Begin

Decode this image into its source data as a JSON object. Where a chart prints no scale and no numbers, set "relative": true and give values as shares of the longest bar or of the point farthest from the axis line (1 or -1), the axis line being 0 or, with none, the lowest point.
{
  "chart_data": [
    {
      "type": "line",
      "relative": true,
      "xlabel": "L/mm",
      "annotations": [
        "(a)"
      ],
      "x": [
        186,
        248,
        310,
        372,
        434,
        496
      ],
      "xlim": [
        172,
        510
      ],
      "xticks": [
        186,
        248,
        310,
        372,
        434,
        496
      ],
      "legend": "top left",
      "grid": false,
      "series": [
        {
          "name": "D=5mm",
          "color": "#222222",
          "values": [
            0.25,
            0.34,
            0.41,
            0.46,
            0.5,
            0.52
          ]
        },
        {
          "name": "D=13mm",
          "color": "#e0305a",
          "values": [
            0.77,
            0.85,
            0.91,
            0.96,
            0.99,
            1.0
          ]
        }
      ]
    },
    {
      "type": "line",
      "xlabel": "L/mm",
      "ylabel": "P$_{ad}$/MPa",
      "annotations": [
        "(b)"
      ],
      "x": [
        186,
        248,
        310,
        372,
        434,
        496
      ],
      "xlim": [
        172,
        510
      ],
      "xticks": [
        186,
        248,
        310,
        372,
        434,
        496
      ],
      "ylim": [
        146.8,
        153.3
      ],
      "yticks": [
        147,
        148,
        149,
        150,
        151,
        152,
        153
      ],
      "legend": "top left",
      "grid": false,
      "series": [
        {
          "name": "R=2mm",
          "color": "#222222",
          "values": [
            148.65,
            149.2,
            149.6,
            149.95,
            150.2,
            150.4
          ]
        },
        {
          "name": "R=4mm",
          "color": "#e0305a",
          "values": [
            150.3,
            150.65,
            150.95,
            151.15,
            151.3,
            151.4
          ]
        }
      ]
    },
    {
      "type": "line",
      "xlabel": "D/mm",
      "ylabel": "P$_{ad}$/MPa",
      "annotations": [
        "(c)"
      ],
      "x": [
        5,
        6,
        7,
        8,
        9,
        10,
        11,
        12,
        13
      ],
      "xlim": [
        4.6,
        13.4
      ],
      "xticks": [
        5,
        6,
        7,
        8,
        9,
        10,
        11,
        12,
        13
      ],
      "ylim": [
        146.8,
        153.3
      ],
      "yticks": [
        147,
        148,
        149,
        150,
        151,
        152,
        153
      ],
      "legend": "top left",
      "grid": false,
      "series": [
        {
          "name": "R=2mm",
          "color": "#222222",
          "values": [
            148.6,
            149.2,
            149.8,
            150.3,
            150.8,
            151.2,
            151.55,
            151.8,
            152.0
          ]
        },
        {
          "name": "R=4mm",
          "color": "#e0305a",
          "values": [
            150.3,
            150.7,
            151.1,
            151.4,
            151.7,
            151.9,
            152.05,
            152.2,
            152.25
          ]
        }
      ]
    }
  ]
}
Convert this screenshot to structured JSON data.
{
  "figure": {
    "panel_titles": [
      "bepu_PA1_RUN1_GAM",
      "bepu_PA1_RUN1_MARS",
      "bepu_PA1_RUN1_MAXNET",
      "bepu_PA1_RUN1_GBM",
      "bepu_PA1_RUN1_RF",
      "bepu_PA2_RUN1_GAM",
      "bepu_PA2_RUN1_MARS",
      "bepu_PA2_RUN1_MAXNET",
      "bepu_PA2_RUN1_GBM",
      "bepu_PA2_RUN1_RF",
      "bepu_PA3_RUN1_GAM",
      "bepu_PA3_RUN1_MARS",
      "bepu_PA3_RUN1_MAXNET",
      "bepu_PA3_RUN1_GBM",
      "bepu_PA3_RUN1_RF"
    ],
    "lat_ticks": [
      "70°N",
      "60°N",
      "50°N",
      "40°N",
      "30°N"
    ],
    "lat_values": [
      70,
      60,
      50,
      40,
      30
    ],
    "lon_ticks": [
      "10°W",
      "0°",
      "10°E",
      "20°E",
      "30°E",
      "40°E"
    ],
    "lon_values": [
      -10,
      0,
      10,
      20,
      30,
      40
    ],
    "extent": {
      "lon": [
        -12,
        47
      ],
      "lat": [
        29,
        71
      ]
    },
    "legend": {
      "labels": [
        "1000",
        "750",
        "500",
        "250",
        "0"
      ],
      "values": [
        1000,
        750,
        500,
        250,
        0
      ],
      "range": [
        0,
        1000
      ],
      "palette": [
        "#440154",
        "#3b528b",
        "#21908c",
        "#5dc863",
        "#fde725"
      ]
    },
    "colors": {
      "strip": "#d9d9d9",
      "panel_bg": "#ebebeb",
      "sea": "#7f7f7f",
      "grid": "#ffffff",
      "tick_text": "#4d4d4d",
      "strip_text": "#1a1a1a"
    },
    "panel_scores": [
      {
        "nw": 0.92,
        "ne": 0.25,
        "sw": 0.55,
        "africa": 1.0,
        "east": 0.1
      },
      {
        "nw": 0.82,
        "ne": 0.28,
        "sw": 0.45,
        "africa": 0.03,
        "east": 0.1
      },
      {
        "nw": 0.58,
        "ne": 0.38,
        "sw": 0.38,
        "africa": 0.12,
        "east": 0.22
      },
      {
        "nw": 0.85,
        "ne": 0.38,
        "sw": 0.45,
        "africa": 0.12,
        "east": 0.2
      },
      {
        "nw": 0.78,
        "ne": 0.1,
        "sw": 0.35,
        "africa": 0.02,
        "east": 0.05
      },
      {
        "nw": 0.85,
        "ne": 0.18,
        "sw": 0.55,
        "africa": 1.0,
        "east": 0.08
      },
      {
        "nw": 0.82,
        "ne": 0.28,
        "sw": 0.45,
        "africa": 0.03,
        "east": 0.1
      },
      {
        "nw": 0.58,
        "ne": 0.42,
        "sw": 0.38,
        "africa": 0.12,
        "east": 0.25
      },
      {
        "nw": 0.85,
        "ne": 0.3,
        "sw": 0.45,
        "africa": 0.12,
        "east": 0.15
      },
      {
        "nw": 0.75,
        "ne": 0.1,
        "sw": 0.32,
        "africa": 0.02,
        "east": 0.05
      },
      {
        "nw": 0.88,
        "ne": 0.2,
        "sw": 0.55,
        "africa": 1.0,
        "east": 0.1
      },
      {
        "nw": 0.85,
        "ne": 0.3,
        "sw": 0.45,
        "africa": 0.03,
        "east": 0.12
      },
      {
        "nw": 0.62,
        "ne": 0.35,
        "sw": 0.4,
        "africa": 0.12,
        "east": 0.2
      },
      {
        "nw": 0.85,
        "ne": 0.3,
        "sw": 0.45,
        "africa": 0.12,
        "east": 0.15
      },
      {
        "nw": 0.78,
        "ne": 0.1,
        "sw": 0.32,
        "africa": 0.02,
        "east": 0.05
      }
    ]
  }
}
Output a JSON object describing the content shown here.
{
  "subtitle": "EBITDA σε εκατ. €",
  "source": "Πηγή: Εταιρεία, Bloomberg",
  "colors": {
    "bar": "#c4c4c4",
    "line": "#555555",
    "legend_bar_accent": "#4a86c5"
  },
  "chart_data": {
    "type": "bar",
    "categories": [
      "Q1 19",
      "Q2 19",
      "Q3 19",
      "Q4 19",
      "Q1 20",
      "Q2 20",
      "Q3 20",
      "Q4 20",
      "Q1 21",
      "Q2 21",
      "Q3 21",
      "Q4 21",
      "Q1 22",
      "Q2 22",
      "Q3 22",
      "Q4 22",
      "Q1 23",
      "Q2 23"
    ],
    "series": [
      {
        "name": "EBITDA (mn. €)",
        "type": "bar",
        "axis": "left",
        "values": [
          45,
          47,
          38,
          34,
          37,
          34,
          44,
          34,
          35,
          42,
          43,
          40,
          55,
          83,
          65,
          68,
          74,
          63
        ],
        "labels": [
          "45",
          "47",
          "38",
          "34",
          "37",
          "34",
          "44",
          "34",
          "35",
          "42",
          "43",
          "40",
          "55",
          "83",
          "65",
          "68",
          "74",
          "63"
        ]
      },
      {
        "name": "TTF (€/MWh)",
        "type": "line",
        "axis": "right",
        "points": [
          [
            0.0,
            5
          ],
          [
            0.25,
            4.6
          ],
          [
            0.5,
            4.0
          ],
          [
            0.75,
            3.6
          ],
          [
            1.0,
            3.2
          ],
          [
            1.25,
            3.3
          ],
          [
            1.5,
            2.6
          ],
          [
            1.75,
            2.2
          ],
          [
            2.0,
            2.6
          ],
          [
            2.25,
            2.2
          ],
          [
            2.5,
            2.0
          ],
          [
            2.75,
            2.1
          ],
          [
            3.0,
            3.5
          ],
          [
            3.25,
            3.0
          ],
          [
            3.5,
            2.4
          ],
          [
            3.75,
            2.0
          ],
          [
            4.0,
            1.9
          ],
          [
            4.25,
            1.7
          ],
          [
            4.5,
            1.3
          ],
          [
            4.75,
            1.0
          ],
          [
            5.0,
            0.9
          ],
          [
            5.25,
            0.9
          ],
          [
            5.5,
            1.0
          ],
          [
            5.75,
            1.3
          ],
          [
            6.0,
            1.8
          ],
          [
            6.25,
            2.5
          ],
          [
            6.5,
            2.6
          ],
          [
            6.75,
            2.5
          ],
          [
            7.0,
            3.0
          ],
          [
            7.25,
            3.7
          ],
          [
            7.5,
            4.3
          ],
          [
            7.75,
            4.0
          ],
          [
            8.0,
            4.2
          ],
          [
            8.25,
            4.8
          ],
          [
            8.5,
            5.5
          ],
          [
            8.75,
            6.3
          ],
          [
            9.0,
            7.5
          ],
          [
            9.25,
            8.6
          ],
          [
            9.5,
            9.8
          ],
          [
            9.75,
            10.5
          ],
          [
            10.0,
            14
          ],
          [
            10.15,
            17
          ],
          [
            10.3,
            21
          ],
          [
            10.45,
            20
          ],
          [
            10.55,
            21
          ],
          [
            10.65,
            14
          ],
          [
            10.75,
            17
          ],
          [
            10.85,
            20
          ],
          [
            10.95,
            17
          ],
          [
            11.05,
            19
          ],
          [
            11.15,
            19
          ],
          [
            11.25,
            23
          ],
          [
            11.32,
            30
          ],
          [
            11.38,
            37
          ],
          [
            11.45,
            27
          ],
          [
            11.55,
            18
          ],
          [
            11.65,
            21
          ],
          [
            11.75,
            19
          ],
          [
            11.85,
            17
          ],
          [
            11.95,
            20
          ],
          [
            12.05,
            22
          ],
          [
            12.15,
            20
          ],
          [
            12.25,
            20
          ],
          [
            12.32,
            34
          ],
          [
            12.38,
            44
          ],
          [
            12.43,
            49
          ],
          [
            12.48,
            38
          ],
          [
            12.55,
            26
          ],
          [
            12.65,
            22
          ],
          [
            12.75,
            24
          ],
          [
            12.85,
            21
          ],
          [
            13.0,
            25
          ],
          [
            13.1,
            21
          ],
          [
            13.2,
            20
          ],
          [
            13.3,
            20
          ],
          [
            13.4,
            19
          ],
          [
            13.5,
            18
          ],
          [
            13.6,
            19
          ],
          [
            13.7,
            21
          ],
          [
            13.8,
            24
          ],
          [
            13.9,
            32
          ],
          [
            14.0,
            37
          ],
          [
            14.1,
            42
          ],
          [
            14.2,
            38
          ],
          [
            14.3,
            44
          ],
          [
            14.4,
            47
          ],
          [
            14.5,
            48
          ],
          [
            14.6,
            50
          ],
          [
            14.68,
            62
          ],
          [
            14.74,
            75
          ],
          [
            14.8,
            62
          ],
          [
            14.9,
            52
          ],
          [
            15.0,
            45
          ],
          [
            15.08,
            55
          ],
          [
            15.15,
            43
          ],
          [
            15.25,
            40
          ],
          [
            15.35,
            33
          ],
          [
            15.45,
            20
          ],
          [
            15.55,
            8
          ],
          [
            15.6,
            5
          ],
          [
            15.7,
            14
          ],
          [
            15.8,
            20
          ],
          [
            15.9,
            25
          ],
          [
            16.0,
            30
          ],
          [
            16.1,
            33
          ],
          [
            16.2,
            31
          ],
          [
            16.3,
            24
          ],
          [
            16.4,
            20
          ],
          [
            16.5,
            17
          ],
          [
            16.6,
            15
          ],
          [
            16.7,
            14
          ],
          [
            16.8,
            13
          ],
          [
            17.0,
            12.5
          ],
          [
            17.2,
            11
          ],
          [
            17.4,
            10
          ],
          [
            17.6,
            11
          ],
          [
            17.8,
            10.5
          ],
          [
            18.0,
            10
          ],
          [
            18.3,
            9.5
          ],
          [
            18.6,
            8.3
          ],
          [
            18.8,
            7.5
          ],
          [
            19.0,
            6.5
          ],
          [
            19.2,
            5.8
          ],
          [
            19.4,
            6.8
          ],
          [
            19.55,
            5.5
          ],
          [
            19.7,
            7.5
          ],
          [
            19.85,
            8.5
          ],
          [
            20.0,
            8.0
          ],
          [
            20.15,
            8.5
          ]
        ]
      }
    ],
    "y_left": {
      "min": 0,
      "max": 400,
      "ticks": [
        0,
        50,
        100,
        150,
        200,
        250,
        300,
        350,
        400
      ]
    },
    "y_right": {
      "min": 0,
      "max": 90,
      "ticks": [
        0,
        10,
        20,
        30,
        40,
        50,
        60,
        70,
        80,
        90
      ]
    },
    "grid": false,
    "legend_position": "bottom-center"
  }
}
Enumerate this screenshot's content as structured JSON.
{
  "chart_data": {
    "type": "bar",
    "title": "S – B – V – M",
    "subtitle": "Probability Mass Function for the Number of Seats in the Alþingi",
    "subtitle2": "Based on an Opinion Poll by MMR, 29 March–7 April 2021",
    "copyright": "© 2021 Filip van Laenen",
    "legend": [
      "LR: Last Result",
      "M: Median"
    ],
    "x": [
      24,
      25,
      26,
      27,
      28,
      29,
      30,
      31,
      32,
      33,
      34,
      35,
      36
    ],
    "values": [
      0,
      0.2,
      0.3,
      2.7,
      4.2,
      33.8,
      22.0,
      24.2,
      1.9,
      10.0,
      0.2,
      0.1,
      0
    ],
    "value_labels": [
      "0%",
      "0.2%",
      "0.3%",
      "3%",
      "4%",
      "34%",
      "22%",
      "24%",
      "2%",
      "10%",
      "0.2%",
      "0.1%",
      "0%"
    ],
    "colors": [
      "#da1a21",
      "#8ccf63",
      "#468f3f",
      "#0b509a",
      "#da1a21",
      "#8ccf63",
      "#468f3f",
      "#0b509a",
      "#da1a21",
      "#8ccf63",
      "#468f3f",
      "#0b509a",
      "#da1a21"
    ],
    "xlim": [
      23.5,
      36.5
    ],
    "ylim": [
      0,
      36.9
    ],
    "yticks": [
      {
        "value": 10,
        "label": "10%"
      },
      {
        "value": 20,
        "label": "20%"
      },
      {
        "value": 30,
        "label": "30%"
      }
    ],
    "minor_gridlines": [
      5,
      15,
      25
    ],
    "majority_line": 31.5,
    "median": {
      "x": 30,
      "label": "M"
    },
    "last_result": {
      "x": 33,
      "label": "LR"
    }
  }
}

End

Work out how many lines in the records above hold the string "JSON", then give only that count.

SOLUTION TO THIS EXERCISE:
4